-- Directions --
Copy the following data verbatim, from the start through the line containing "- copyright-text: ©", inclusive.

-- The records --
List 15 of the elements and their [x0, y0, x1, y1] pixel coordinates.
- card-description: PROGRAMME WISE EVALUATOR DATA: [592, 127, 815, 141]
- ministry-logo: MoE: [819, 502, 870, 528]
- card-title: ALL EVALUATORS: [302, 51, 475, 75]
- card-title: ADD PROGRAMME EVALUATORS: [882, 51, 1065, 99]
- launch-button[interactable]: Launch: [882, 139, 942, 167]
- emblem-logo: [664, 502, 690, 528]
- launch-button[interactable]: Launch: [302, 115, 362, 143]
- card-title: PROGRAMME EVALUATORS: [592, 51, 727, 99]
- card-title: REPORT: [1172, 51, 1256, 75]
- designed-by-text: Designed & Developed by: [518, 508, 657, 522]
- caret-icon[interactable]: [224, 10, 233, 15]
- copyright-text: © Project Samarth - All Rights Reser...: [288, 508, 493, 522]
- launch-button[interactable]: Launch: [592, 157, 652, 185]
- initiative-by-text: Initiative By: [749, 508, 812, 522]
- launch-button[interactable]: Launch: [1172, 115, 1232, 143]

-- Output of the exercise --
List 15 of the elements and their [x0, y0, x1, y1] pixel coordinates.
- card-description: PROGRAMME WISE EVALUATOR DATA: [592, 127, 815, 141]
- ministry-logo: MoE: [819, 502, 870, 528]
- card-title: ALL EVALUATORS: [302, 51, 475, 75]
- card-title: ADD PROGRAMME EVALUATORS: [882, 51, 1065, 99]
- launch-button[interactable]: Launch: [882, 139, 942, 167]
- emblem-logo: [664, 502, 690, 528]
- launch-button[interactable]: Launch: [302, 115, 362, 143]
- card-title: PROGRAMME EVALUATORS: [592, 51, 727, 99]
- card-title: REPORT: [1172, 51, 1256, 75]
- designed-by-text: Designed & Developed by: [518, 508, 657, 522]
- caret-icon[interactable]: [224, 10, 233, 15]
- copyright-text: © Project Samarth - All Rights Reser...: [288, 508, 493, 522]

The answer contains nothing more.